- _Prompt_: Look through the lines below and extract each one that contains "xlabel".

Figure collection entries
○ ○ ○ ○

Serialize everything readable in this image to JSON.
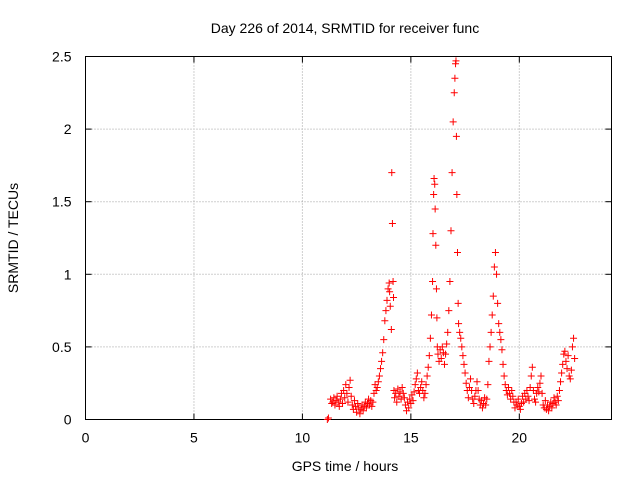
{
  "chart_data": {
    "type": "scatter",
    "title": "Day 226 of 2014, SRMTID for receiver func",
    "xlabel": "GPS time / hours",
    "ylabel": "SRMTID / TECUs",
    "xlim": [
      0,
      24.25
    ],
    "ylim": [
      0,
      2.5
    ],
    "xticks": [
      0,
      5,
      10,
      15,
      20
    ],
    "xtick_labels": [
      "0",
      "5",
      "10",
      "15",
      "20"
    ],
    "yticks": [
      0,
      0.5,
      1,
      1.5,
      2,
      2.5
    ],
    "ytick_labels": [
      "0",
      "0.5",
      "1",
      "1.5",
      "2",
      "2.5"
    ],
    "grid": true,
    "marker": "+",
    "color": "#ff0000",
    "series": [
      {
        "name": "SRMTID",
        "points": [
          [
            11.15,
            0.0
          ],
          [
            11.2,
            0.01
          ],
          [
            11.3,
            0.14
          ],
          [
            11.35,
            0.11
          ],
          [
            11.4,
            0.12
          ],
          [
            11.45,
            0.15
          ],
          [
            11.5,
            0.1
          ],
          [
            11.55,
            0.13
          ],
          [
            11.6,
            0.16
          ],
          [
            11.65,
            0.12
          ],
          [
            11.7,
            0.09
          ],
          [
            11.75,
            0.14
          ],
          [
            11.8,
            0.18
          ],
          [
            11.85,
            0.11
          ],
          [
            11.9,
            0.2
          ],
          [
            11.95,
            0.15
          ],
          [
            12.0,
            0.24
          ],
          [
            12.05,
            0.18
          ],
          [
            12.1,
            0.12
          ],
          [
            12.15,
            0.22
          ],
          [
            12.2,
            0.27
          ],
          [
            12.25,
            0.16
          ],
          [
            12.3,
            0.1
          ],
          [
            12.35,
            0.07
          ],
          [
            12.4,
            0.13
          ],
          [
            12.45,
            0.09
          ],
          [
            12.5,
            0.05
          ],
          [
            12.55,
            0.11
          ],
          [
            12.6,
            0.08
          ],
          [
            12.65,
            0.04
          ],
          [
            12.7,
            0.07
          ],
          [
            12.75,
            0.1
          ],
          [
            12.8,
            0.06
          ],
          [
            12.85,
            0.09
          ],
          [
            12.9,
            0.12
          ],
          [
            12.95,
            0.08
          ],
          [
            13.0,
            0.11
          ],
          [
            13.05,
            0.14
          ],
          [
            13.1,
            0.1
          ],
          [
            13.15,
            0.13
          ],
          [
            13.2,
            0.09
          ],
          [
            13.25,
            0.12
          ],
          [
            13.3,
            0.18
          ],
          [
            13.35,
            0.24
          ],
          [
            13.4,
            0.2
          ],
          [
            13.45,
            0.22
          ],
          [
            13.5,
            0.26
          ],
          [
            13.55,
            0.3
          ],
          [
            13.6,
            0.35
          ],
          [
            13.65,
            0.4
          ],
          [
            13.7,
            0.46
          ],
          [
            13.75,
            0.55
          ],
          [
            13.8,
            0.68
          ],
          [
            13.85,
            0.75
          ],
          [
            13.9,
            0.82
          ],
          [
            13.95,
            0.9
          ],
          [
            14.0,
            0.94
          ],
          [
            14.02,
            0.88
          ],
          [
            14.05,
            0.78
          ],
          [
            14.1,
            0.62
          ],
          [
            14.12,
            1.7
          ],
          [
            14.15,
            1.35
          ],
          [
            14.18,
            0.95
          ],
          [
            14.2,
            0.84
          ],
          [
            14.22,
            0.2
          ],
          [
            14.25,
            0.15
          ],
          [
            14.3,
            0.18
          ],
          [
            14.35,
            0.12
          ],
          [
            14.4,
            0.21
          ],
          [
            14.45,
            0.16
          ],
          [
            14.5,
            0.19
          ],
          [
            14.55,
            0.14
          ],
          [
            14.6,
            0.22
          ],
          [
            14.65,
            0.18
          ],
          [
            14.7,
            0.15
          ],
          [
            14.75,
            0.1
          ],
          [
            14.8,
            0.06
          ],
          [
            14.85,
            0.12
          ],
          [
            14.9,
            0.08
          ],
          [
            14.95,
            0.14
          ],
          [
            15.0,
            0.11
          ],
          [
            15.05,
            0.17
          ],
          [
            15.1,
            0.13
          ],
          [
            15.15,
            0.19
          ],
          [
            15.2,
            0.24
          ],
          [
            15.25,
            0.28
          ],
          [
            15.3,
            0.32
          ],
          [
            15.35,
            0.2
          ],
          [
            15.4,
            0.18
          ],
          [
            15.45,
            0.22
          ],
          [
            15.5,
            0.26
          ],
          [
            15.55,
            0.2
          ],
          [
            15.6,
            0.15
          ],
          [
            15.65,
            0.18
          ],
          [
            15.7,
            0.24
          ],
          [
            15.75,
            0.3
          ],
          [
            15.8,
            0.36
          ],
          [
            15.85,
            0.44
          ],
          [
            15.9,
            0.56
          ],
          [
            15.95,
            0.72
          ],
          [
            16.0,
            0.95
          ],
          [
            16.02,
            1.28
          ],
          [
            16.05,
            1.55
          ],
          [
            16.07,
            1.66
          ],
          [
            16.1,
            1.62
          ],
          [
            16.12,
            1.45
          ],
          [
            16.15,
            1.2
          ],
          [
            16.18,
            0.9
          ],
          [
            16.2,
            0.7
          ],
          [
            16.22,
            0.5
          ],
          [
            16.25,
            0.45
          ],
          [
            16.3,
            0.4
          ],
          [
            16.35,
            0.48
          ],
          [
            16.4,
            0.42
          ],
          [
            16.45,
            0.5
          ],
          [
            16.5,
            0.46
          ],
          [
            16.55,
            0.38
          ],
          [
            16.6,
            0.45
          ],
          [
            16.65,
            0.52
          ],
          [
            16.7,
            0.6
          ],
          [
            16.75,
            0.75
          ],
          [
            16.8,
            0.95
          ],
          [
            16.85,
            1.3
          ],
          [
            16.9,
            1.7
          ],
          [
            16.95,
            2.05
          ],
          [
            17.0,
            2.25
          ],
          [
            17.03,
            2.35
          ],
          [
            17.06,
            2.45
          ],
          [
            17.08,
            2.47
          ],
          [
            17.1,
            1.95
          ],
          [
            17.12,
            1.55
          ],
          [
            17.15,
            1.15
          ],
          [
            17.18,
            0.8
          ],
          [
            17.2,
            0.66
          ],
          [
            17.25,
            0.6
          ],
          [
            17.3,
            0.56
          ],
          [
            17.35,
            0.5
          ],
          [
            17.4,
            0.44
          ],
          [
            17.45,
            0.38
          ],
          [
            17.5,
            0.32
          ],
          [
            17.55,
            0.25
          ],
          [
            17.6,
            0.2
          ],
          [
            17.65,
            0.15
          ],
          [
            17.7,
            0.22
          ],
          [
            17.75,
            0.28
          ],
          [
            17.8,
            0.2
          ],
          [
            17.85,
            0.14
          ],
          [
            17.9,
            0.11
          ],
          [
            17.95,
            0.16
          ],
          [
            18.0,
            0.2
          ],
          [
            18.05,
            0.26
          ],
          [
            18.1,
            0.2
          ],
          [
            18.15,
            0.14
          ],
          [
            18.2,
            0.1
          ],
          [
            18.25,
            0.13
          ],
          [
            18.3,
            0.08
          ],
          [
            18.35,
            0.11
          ],
          [
            18.4,
            0.15
          ],
          [
            18.45,
            0.1
          ],
          [
            18.5,
            0.14
          ],
          [
            18.55,
            0.24
          ],
          [
            18.6,
            0.4
          ],
          [
            18.65,
            0.5
          ],
          [
            18.7,
            0.6
          ],
          [
            18.75,
            0.72
          ],
          [
            18.8,
            0.85
          ],
          [
            18.85,
            1.05
          ],
          [
            18.9,
            1.15
          ],
          [
            18.95,
            1.0
          ],
          [
            19.0,
            0.8
          ],
          [
            19.05,
            0.66
          ],
          [
            19.1,
            0.6
          ],
          [
            19.15,
            0.55
          ],
          [
            19.2,
            0.48
          ],
          [
            19.25,
            0.38
          ],
          [
            19.3,
            0.3
          ],
          [
            19.35,
            0.24
          ],
          [
            19.4,
            0.2
          ],
          [
            19.45,
            0.17
          ],
          [
            19.5,
            0.22
          ],
          [
            19.55,
            0.18
          ],
          [
            19.6,
            0.14
          ],
          [
            19.65,
            0.2
          ],
          [
            19.7,
            0.16
          ],
          [
            19.75,
            0.12
          ],
          [
            19.8,
            0.08
          ],
          [
            19.85,
            0.12
          ],
          [
            19.9,
            0.1
          ],
          [
            19.95,
            0.14
          ],
          [
            20.0,
            0.09
          ],
          [
            20.05,
            0.07
          ],
          [
            20.1,
            0.11
          ],
          [
            20.15,
            0.16
          ],
          [
            20.2,
            0.12
          ],
          [
            20.25,
            0.18
          ],
          [
            20.3,
            0.14
          ],
          [
            20.35,
            0.2
          ],
          [
            20.4,
            0.16
          ],
          [
            20.45,
            0.13
          ],
          [
            20.5,
            0.22
          ],
          [
            20.55,
            0.3
          ],
          [
            20.6,
            0.36
          ],
          [
            20.65,
            0.2
          ],
          [
            20.7,
            0.14
          ],
          [
            20.75,
            0.12
          ],
          [
            20.8,
            0.18
          ],
          [
            20.85,
            0.22
          ],
          [
            20.9,
            0.19
          ],
          [
            20.95,
            0.25
          ],
          [
            21.0,
            0.3
          ],
          [
            21.05,
            0.18
          ],
          [
            21.1,
            0.1
          ],
          [
            21.15,
            0.08
          ],
          [
            21.2,
            0.13
          ],
          [
            21.25,
            0.07
          ],
          [
            21.3,
            0.1
          ],
          [
            21.35,
            0.06
          ],
          [
            21.4,
            0.09
          ],
          [
            21.45,
            0.12
          ],
          [
            21.5,
            0.08
          ],
          [
            21.55,
            0.11
          ],
          [
            21.6,
            0.15
          ],
          [
            21.65,
            0.12
          ],
          [
            21.7,
            0.1
          ],
          [
            21.75,
            0.16
          ],
          [
            21.8,
            0.13
          ],
          [
            21.85,
            0.2
          ],
          [
            21.9,
            0.26
          ],
          [
            21.95,
            0.32
          ],
          [
            22.0,
            0.38
          ],
          [
            22.05,
            0.45
          ],
          [
            22.1,
            0.47
          ],
          [
            22.15,
            0.4
          ],
          [
            22.2,
            0.35
          ],
          [
            22.25,
            0.44
          ],
          [
            22.3,
            0.3
          ],
          [
            22.35,
            0.28
          ],
          [
            22.4,
            0.34
          ],
          [
            22.45,
            0.5
          ],
          [
            22.5,
            0.56
          ],
          [
            22.55,
            0.42
          ]
        ]
      }
    ]
  }
}
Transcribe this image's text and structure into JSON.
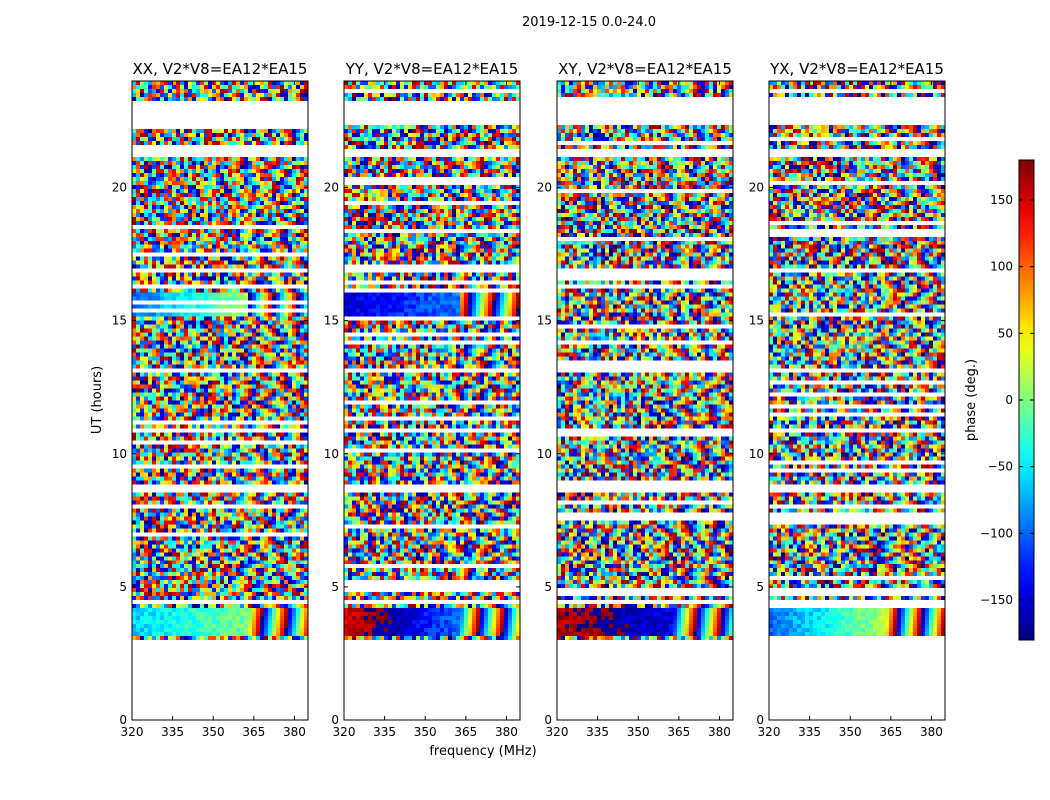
{
  "chart_data": {
    "type": "heatmap",
    "suptitle": "2019-12-15 0.0-24.0",
    "xlabel": "frequency (MHz)",
    "ylabel": "UT (hours)",
    "xlim": [
      320,
      385
    ],
    "ylim": [
      0,
      24
    ],
    "xticks": [
      320,
      335,
      350,
      365,
      380
    ],
    "yticks": [
      0,
      5,
      10,
      15,
      20
    ],
    "panels": [
      {
        "title": "XX, V2*V8=EA12*EA15",
        "polarization": "XX",
        "coherent_bands": [
          [
            15.1,
            16.0,
            -100,
            "low",
            "high"
          ],
          [
            3.2,
            4.2,
            -60,
            "mid",
            "high"
          ]
        ]
      },
      {
        "title": "YY, V2*V8=EA12*EA15",
        "polarization": "YY",
        "coherent_bands": [
          [
            15.1,
            16.0,
            -150,
            "low",
            "mid"
          ],
          [
            3.2,
            4.2,
            150,
            "low",
            "high"
          ]
        ]
      },
      {
        "title": "XY, V2*V8=EA12*EA15",
        "polarization": "XY",
        "coherent_bands": [
          [
            3.2,
            4.2,
            160,
            "low",
            "mid"
          ]
        ]
      },
      {
        "title": "YX, V2*V8=EA12*EA15",
        "polarization": "YX",
        "coherent_bands": [
          [
            3.2,
            4.2,
            -100,
            "low",
            "high"
          ]
        ]
      }
    ],
    "flagged_hours": [
      [
        0,
        3.0
      ],
      [
        4.3,
        4.5
      ],
      [
        8.6,
        8.8
      ],
      [
        10.8,
        11.0
      ],
      [
        13.0,
        13.2
      ],
      [
        16.8,
        17.0
      ],
      [
        21.2,
        21.5
      ],
      [
        22.3,
        23.2
      ]
    ],
    "colorbar": {
      "label": "phase (deg.)",
      "vmin": -180,
      "vmax": 180,
      "ticks": [
        -150,
        -100,
        -50,
        0,
        50,
        100,
        150
      ],
      "tick_labels": [
        "−150",
        "−100",
        "−50",
        "0",
        "50",
        "100",
        "150"
      ],
      "colormap": "jet"
    }
  }
}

○ ○ ○ ○

- _Result for this exercise_:
    "xlabel": "GPS time / hours",
    "xlabel": "frequency (MHz)",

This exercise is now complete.